- _Instructions to follow_: How many of these lines hold the string "märkischen"? Answer with the number only.

- _Dataset entries_:
________________
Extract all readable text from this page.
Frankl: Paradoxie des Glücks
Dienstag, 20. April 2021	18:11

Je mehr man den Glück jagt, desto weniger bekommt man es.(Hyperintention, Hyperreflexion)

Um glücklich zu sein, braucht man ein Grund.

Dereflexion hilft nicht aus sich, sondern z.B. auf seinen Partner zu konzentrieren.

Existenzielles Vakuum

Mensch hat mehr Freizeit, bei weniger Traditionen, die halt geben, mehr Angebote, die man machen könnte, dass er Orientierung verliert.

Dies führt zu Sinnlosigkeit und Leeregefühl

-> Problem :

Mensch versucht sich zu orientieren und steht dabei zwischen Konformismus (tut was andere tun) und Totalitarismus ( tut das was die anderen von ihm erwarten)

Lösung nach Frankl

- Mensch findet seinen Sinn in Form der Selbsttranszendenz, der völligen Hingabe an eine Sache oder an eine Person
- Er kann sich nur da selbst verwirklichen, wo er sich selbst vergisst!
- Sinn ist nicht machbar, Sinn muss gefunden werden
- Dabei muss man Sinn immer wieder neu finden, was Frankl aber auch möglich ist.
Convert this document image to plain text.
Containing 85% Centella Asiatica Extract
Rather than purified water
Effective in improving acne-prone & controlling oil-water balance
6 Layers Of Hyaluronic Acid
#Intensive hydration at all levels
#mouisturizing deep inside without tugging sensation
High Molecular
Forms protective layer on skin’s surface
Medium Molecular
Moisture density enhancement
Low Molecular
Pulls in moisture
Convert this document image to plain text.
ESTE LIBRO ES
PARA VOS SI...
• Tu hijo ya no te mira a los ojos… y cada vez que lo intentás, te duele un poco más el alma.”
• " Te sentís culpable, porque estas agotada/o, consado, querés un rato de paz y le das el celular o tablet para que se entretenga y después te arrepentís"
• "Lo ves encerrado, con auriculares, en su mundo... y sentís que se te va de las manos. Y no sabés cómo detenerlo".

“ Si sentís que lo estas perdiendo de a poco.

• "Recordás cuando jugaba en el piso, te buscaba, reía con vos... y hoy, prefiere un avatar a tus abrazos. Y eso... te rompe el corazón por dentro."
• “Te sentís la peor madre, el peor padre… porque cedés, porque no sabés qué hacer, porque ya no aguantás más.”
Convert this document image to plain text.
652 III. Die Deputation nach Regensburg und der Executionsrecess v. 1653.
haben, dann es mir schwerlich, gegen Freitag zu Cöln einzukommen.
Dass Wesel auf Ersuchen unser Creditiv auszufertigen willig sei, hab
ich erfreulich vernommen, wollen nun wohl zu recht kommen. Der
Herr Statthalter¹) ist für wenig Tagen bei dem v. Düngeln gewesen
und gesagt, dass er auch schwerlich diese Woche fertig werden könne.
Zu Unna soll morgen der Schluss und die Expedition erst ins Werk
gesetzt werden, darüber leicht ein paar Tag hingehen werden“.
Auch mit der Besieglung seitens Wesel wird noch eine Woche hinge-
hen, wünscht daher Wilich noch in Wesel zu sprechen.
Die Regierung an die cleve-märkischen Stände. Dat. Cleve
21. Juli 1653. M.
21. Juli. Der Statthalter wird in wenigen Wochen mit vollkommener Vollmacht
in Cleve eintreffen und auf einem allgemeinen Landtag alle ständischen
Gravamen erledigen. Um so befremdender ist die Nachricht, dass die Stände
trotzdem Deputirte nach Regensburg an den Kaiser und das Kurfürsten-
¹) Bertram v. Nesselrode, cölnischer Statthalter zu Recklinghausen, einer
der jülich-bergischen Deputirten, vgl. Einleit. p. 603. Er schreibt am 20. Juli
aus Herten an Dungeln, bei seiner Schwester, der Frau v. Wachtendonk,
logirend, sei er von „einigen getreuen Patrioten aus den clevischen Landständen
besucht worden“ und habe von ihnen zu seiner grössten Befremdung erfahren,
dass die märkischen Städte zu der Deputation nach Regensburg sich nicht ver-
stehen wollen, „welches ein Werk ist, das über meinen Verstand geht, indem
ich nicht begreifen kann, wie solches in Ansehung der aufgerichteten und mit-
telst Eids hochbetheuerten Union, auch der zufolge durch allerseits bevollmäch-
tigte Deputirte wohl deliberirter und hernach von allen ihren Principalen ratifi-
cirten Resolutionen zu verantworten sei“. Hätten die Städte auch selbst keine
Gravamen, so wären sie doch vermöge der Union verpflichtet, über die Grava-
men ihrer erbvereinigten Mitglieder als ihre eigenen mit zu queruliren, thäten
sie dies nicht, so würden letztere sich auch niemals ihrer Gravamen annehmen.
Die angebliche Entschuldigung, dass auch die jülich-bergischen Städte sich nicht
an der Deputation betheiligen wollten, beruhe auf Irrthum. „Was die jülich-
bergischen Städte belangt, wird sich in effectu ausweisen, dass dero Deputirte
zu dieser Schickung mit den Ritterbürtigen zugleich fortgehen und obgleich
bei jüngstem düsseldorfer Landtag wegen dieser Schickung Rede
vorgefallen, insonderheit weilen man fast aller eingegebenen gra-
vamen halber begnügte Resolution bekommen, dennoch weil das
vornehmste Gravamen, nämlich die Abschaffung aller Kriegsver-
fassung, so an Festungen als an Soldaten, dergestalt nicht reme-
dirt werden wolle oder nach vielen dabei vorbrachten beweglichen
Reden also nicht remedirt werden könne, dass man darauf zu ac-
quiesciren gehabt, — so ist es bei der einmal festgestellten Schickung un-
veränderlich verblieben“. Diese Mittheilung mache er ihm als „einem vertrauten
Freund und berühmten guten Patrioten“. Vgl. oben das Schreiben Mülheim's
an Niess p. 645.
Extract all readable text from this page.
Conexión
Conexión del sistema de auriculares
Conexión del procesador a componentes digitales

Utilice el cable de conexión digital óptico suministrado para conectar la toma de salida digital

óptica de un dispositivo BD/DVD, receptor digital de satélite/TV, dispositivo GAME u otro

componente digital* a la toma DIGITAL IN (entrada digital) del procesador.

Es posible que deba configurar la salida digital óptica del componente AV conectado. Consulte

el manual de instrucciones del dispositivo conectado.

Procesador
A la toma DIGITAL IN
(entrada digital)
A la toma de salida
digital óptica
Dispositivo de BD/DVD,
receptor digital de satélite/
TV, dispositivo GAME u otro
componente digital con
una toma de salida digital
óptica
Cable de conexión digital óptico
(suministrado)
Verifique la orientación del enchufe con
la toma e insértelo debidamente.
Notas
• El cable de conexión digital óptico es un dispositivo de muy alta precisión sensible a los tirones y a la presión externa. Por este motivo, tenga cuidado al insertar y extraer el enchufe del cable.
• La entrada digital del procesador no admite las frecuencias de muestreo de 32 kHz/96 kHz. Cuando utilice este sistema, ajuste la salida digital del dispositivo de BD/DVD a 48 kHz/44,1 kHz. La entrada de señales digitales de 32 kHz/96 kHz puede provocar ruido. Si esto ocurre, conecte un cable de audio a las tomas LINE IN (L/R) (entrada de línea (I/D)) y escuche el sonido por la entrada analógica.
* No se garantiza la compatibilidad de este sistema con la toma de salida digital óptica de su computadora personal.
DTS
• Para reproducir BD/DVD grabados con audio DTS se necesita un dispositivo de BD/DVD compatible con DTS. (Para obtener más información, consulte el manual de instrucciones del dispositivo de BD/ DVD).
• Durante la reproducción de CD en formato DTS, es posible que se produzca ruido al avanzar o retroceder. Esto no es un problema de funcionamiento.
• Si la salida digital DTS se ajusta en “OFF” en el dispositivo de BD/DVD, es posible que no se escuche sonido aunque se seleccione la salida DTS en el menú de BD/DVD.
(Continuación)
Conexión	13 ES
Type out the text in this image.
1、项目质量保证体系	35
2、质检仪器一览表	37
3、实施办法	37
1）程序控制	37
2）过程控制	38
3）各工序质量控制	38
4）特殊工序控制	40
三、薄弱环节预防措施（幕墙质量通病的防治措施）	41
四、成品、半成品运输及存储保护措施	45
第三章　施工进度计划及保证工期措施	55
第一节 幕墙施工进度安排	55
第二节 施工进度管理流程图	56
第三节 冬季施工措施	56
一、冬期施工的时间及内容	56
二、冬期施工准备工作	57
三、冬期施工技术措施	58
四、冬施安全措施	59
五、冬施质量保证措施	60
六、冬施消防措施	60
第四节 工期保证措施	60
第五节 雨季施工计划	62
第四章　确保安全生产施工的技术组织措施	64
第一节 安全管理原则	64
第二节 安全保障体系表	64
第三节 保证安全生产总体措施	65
________________
- _Reply to the exercise_: 2